Dataset records on visual material:
──────

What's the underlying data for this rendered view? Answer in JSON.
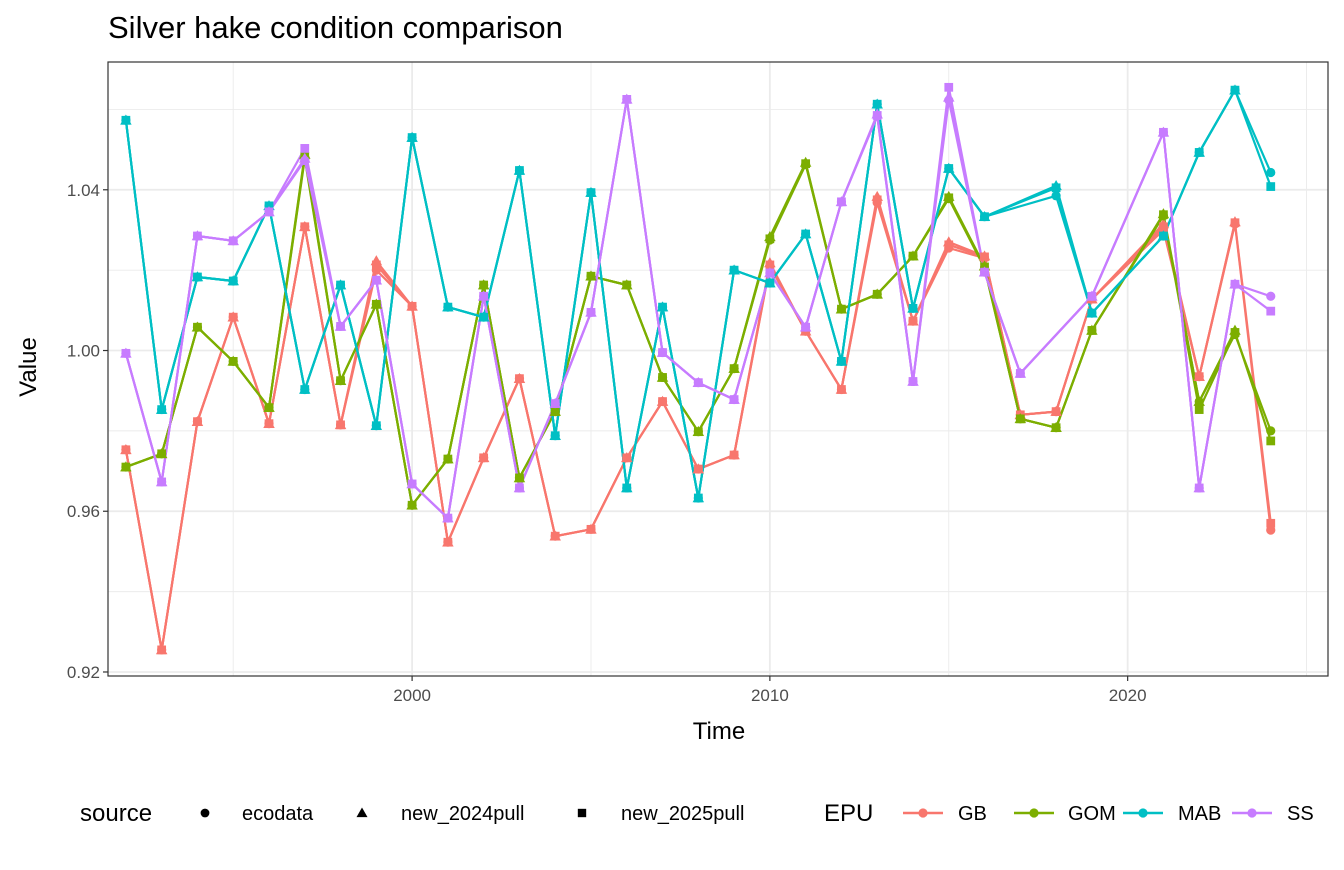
{
  "chart_data": {
    "type": "line",
    "title": "Silver hake condition comparison",
    "xlabel": "Time",
    "ylabel": "Value",
    "xlim": [
      1991.5,
      2025.6
    ],
    "ylim": [
      0.919,
      1.0718
    ],
    "x_ticks": [
      2000,
      2010,
      2020
    ],
    "x_tick_labels": [
      "2000",
      "2010",
      "2020"
    ],
    "y_ticks": [
      0.92,
      0.96,
      1.0,
      1.04
    ],
    "y_tick_labels": [
      "0.92",
      "0.96",
      "1.00",
      "1.04"
    ],
    "grid": true,
    "legend_position": "bottom",
    "x": [
      1992,
      1993,
      1994,
      1995,
      1996,
      1997,
      1998,
      1999,
      2000,
      2001,
      2002,
      2003,
      2004,
      2005,
      2006,
      2007,
      2008,
      2009,
      2010,
      2011,
      2012,
      2013,
      2014,
      2015,
      2016,
      2017,
      2018,
      2019,
      2021,
      2022,
      2023,
      2024
    ],
    "series": [
      {
        "name": "GB",
        "color": "#F8766D",
        "values": {
          "ecodata": [
            0.9753,
            0.9255,
            0.9823,
            1.0083,
            0.9818,
            1.0308,
            0.9815,
            1.02,
            1.011,
            0.9523,
            0.9733,
            0.993,
            0.9538,
            0.9555,
            0.9733,
            0.9873,
            0.9705,
            0.974,
            1.021,
            1.0048,
            0.9903,
            1.0368,
            1.0073,
            1.0255,
            1.023,
            0.984,
            0.9848,
            1.0128,
            1.03,
            0.9935,
            1.0315,
            0.9553
          ],
          "new_2024pull": [
            0.9753,
            0.9255,
            0.9823,
            1.0083,
            0.9818,
            1.0308,
            0.9815,
            1.0223,
            1.011,
            0.9523,
            0.9733,
            0.993,
            0.9538,
            0.9555,
            0.9733,
            0.9873,
            0.9705,
            0.974,
            1.0218,
            1.0048,
            0.9903,
            1.0383,
            1.0073,
            1.027,
            1.0235,
            0.984,
            0.9848,
            1.0128,
            1.0315,
            0.9935,
            1.032,
            null
          ],
          "new_2025pull": [
            0.9753,
            0.9255,
            0.9823,
            1.0083,
            0.9818,
            1.0308,
            0.9815,
            1.0213,
            1.011,
            0.9523,
            0.9733,
            0.993,
            0.9538,
            0.9555,
            0.9733,
            0.9873,
            0.9705,
            0.974,
            1.0213,
            1.0048,
            0.9903,
            1.0375,
            1.0073,
            1.0263,
            1.0233,
            0.984,
            0.9848,
            1.0128,
            1.0308,
            0.9935,
            1.0318,
            0.957
          ]
        }
      },
      {
        "name": "GOM",
        "color": "#7CAE00",
        "values": {
          "ecodata": [
            0.971,
            0.9743,
            1.0058,
            0.9973,
            0.9858,
            1.0478,
            0.9925,
            1.0115,
            0.9615,
            0.973,
            1.0163,
            0.9683,
            0.9848,
            1.0185,
            1.0163,
            0.9933,
            0.9798,
            0.9955,
            1.0275,
            1.0463,
            1.0103,
            1.014,
            1.0235,
            1.0378,
            1.0205,
            0.983,
            0.9808,
            1.005,
            1.0335,
            0.9873,
            1.004,
            0.98
          ],
          "new_2024pull": [
            0.971,
            0.9743,
            1.0058,
            0.9973,
            0.9858,
            1.0488,
            0.9925,
            1.0115,
            0.9615,
            0.973,
            1.0163,
            0.9683,
            0.9848,
            1.0185,
            1.0163,
            0.9933,
            0.9798,
            0.9955,
            1.0283,
            1.0468,
            1.0103,
            1.014,
            1.0235,
            1.0383,
            1.021,
            0.983,
            0.9808,
            1.005,
            1.034,
            0.9873,
            1.005,
            null
          ],
          "new_2025pull": [
            0.971,
            0.9743,
            1.0058,
            0.9973,
            0.9858,
            1.0483,
            0.9925,
            1.0115,
            0.9615,
            0.973,
            1.0163,
            0.9683,
            0.9848,
            1.0185,
            1.0163,
            0.9933,
            0.9798,
            0.9955,
            1.0278,
            1.0465,
            1.0103,
            1.014,
            1.0235,
            1.038,
            1.0208,
            0.983,
            0.9808,
            1.005,
            1.0338,
            0.9853,
            1.0045,
            0.9775
          ]
        }
      },
      {
        "name": "MAB",
        "color": "#00BFC4",
        "values": {
          "ecodata": [
            1.0573,
            0.9853,
            1.0183,
            1.0173,
            1.036,
            0.9903,
            1.0163,
            0.9813,
            1.053,
            1.0108,
            1.0083,
            1.0448,
            0.9788,
            1.0393,
            0.9658,
            1.0108,
            0.9633,
            1.02,
            1.0168,
            1.029,
            0.9973,
            1.0613,
            1.0105,
            1.0453,
            1.0333,
            null,
            1.0385,
            1.0093,
            1.0285,
            1.0493,
            1.0648,
            1.0443
          ],
          "new_2024pull": [
            1.0573,
            0.9853,
            1.0183,
            1.0173,
            1.036,
            0.9903,
            1.0163,
            0.9813,
            1.053,
            1.0108,
            1.0083,
            1.0448,
            0.9788,
            1.0393,
            0.9658,
            1.0108,
            0.9633,
            1.02,
            1.0168,
            1.029,
            0.9973,
            1.0613,
            1.0105,
            1.0453,
            1.0333,
            null,
            1.041,
            1.0093,
            1.0285,
            1.0493,
            1.0648,
            null
          ],
          "new_2025pull": [
            1.0573,
            0.9853,
            1.0183,
            1.0173,
            1.036,
            0.9903,
            1.0163,
            0.9813,
            1.053,
            1.0108,
            1.0083,
            1.0448,
            0.9788,
            1.0393,
            0.9658,
            1.0108,
            0.9633,
            1.02,
            1.0168,
            1.029,
            0.9973,
            1.0613,
            1.0105,
            1.0453,
            1.0333,
            null,
            1.0405,
            1.0093,
            1.0285,
            1.0493,
            1.0648,
            1.0408
          ]
        }
      },
      {
        "name": "SS",
        "color": "#C77CFF",
        "values": {
          "ecodata": [
            0.9993,
            0.9673,
            1.0285,
            1.0273,
            1.0345,
            1.0473,
            1.006,
            1.0175,
            0.9668,
            0.9583,
            1.0135,
            0.9658,
            0.9868,
            1.0095,
            1.0625,
            0.9995,
            0.992,
            0.9878,
            1.0193,
            1.0058,
            1.037,
            1.0583,
            0.9923,
            1.0623,
            1.0195,
            0.9943,
            null,
            1.0135,
            1.0543,
            0.9658,
            1.0165,
            1.0135
          ],
          "new_2024pull": [
            0.9993,
            0.9673,
            1.0285,
            1.0273,
            1.0345,
            1.0478,
            1.006,
            1.0175,
            0.9668,
            0.9583,
            1.0135,
            0.9658,
            0.9868,
            1.0095,
            1.0625,
            0.9995,
            0.992,
            0.9878,
            1.0193,
            1.0058,
            1.037,
            1.0588,
            0.9923,
            1.063,
            1.0195,
            0.9943,
            null,
            1.0135,
            1.0543,
            0.9658,
            1.0165,
            null
          ],
          "new_2025pull": [
            0.9993,
            0.9673,
            1.0285,
            1.0273,
            1.0345,
            1.0503,
            1.006,
            1.0175,
            0.9668,
            0.9583,
            1.0135,
            0.9658,
            0.9868,
            1.0095,
            1.0625,
            0.9995,
            0.992,
            0.9878,
            1.0193,
            1.0058,
            1.037,
            1.0585,
            0.9923,
            1.0655,
            1.0195,
            0.9943,
            null,
            1.0135,
            1.0543,
            0.9658,
            1.0165,
            1.0098
          ]
        }
      }
    ],
    "legend": {
      "source_title": "source",
      "sources": [
        {
          "key": "ecodata",
          "label": "ecodata",
          "shape": "circle"
        },
        {
          "key": "new_2024pull",
          "label": "new_2024pull",
          "shape": "triangle"
        },
        {
          "key": "new_2025pull",
          "label": "new_2025pull",
          "shape": "square"
        }
      ],
      "epu_title": "EPU",
      "epus": [
        {
          "label": "GB",
          "color": "#F8766D"
        },
        {
          "label": "GOM",
          "color": "#7CAE00"
        },
        {
          "label": "MAB",
          "color": "#00BFC4"
        },
        {
          "label": "SS",
          "color": "#C77CFF"
        }
      ]
    }
  }
}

──────

▸ Exercise details:
Go through the records and pull out each line that includes the word "color".

▸ Full response:
        "color": "#F8766D",
        "color": "#7CAE00",
        "color": "#00BFC4",
        "color": "#C77CFF",
          "color": "#F8766D"
          "color": "#7CAE00"
          "color": "#00BFC4"
          "color": "#C77CFF"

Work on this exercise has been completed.